* [Consegna A] Inserisci in una tabella Markdown con le colonne Num e Contenuto le voci che vanno dall'inizio delle voci fino alla riga che contiene "bar xyxy=(245,207,250,263)", inclusa. Metti in Num il numero progressivo e in Contenuto la riga, tralasciando quelle vuote.

* [Testo di partenza]
━━━━

Locandina The Lumineers |
“Play the bugle, play the taps / Make your mothers proud / Raise your rifles to the sky boys / Fire that volley loud”. (Charlie Boy”, “The Lumineers”, 2012)
Una serata per pochi
eletti, il divieto di utilizzare fotocamere (solamente l’uso dei telefoni
cellulari è stato permesso, nonostante la gentile richiesta del cantante di
metterli via) una luna piena che ha illuminato palco e pubblico, tanta buona
musica ed un clima sereno e festoso. Questo, ma non solo, è stato il concerto de
The Lumineers, non il loro primo in Italia, svoltosi la sera del 20 luglio 2016
nella suggestiva location dell’Anfiteatro del Vittoriale a Gardone Riviera, Brescia, sulle sponde del Lago di Garda, nell’ambito del Festival Tener – a – mente, in
occasione dell’uscita del loro secondo album “Cleopatra”. Un’arena con appena 1470
posti disponibili, tutto sold out, un concerto piuttosto intimo durante il
quale tutti gli spettatori hanno potuto godere appieno dello spettacolo.

━━━━

* [Voci da elaborare]
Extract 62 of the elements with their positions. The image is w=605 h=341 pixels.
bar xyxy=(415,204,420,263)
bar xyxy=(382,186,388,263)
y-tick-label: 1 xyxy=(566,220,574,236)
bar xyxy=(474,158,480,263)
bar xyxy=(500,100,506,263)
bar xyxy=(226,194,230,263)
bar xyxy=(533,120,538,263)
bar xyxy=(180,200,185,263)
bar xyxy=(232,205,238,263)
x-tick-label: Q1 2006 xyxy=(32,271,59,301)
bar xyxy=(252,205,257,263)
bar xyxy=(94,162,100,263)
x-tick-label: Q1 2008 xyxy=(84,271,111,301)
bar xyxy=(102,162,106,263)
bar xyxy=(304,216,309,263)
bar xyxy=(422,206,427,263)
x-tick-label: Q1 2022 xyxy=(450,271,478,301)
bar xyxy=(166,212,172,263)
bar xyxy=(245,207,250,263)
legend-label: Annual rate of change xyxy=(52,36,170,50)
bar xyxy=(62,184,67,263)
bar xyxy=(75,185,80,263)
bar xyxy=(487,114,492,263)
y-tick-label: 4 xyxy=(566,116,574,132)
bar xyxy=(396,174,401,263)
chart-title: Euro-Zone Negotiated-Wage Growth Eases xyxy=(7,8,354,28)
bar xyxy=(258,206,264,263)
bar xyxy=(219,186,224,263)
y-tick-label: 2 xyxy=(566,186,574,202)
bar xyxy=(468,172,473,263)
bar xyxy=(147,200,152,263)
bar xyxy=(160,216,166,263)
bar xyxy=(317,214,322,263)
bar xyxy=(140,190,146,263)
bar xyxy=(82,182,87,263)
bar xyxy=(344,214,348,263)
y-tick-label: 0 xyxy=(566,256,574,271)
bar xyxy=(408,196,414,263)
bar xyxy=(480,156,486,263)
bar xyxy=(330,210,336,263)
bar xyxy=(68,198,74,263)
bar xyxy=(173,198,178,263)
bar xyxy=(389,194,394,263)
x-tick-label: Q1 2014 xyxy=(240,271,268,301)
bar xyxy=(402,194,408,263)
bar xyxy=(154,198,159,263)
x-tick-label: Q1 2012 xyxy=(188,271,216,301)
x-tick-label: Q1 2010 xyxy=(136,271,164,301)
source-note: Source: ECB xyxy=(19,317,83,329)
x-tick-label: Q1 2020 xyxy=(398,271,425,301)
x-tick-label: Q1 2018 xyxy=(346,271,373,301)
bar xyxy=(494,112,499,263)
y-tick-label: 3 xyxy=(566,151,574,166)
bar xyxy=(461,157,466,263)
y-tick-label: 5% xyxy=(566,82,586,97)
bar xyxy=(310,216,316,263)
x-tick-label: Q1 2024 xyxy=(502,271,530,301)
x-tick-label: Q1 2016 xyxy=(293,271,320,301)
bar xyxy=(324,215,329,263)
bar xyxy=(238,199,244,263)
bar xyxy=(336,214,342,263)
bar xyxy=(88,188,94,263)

━━━━

* [Consegna B] Duplica integralmente il testo sul concerto dei Lumineers al Vittoriale.

* [Risposta A]
| Num | Contenuto |
|---|---|
| 1 | Extract 62 of the elements with their positions. The image is w=605 h=341 pixels. |
| 2 | bar xyxy=(415,204,420,263) |
| 3 | bar xyxy=(382,186,388,263) |
| 4 | y-tick-label: 1 xyxy=(566,220,574,236) |
| 5 | bar xyxy=(474,158,480,263) |
| 6 | bar xyxy=(500,100,506,263) |
| 7 | bar xyxy=(226,194,230,263) |
| 8 | bar xyxy=(533,120,538,263) |
| 9 | bar xyxy=(180,200,185,263) |
| 10 | bar xyxy=(232,205,238,263) |
| 11 | x-tick-label: Q1 2006 xyxy=(32,271,59,301) |
| 12 | bar xyxy=(252,205,257,263) |
| 13 | bar xyxy=(94,162,100,263) |
| 14 | x-tick-label: Q1 2008 xyxy=(84,271,111,301) |
| 15 | bar xyxy=(102,162,106,263) |
| 16 | bar xyxy=(304,216,309,263) |
| 17 | bar xyxy=(422,206,427,263) |
| 18 | x-tick-label: Q1 2022 xyxy=(450,271,478,301) |
| 19 | bar xyxy=(166,212,172,263) |
| 20 | bar xyxy=(245,207,250,263) |

* [Risposta B]
Locandina The Lumineers |
“Play the bugle, play the taps / Make your mothers proud / Raise your rifles to the sky boys / Fire that volley loud”. (Charlie Boy”, “The Lumineers”, 2012)
Una serata per pochi
eletti, il divieto di utilizzare fotocamere (solamente l’uso dei telefoni
cellulari è stato permesso, nonostante la gentile richiesta del cantante di
metterli via) una luna piena che ha illuminato palco e pubblico, tanta buona
musica ed un clima sereno e festoso. Questo, ma non solo, è stato il concerto de
The Lumineers, non il loro primo in Italia, svoltosi la sera del 20 luglio 2016
nella suggestiva location dell’Anfiteatro del Vittoriale a Gardone Riviera, Brescia, sulle sponde del Lago di Garda, nell’ambito del Festival Tener – a – mente, in
occasione dell’uscita del loro secondo album “Cleopatra”. Un’arena con appena 1470
posti disponibili, tutto sold out, un concerto piuttosto intimo durante il
quale tutti gli spettatori hanno potuto godere appieno dello spettacolo.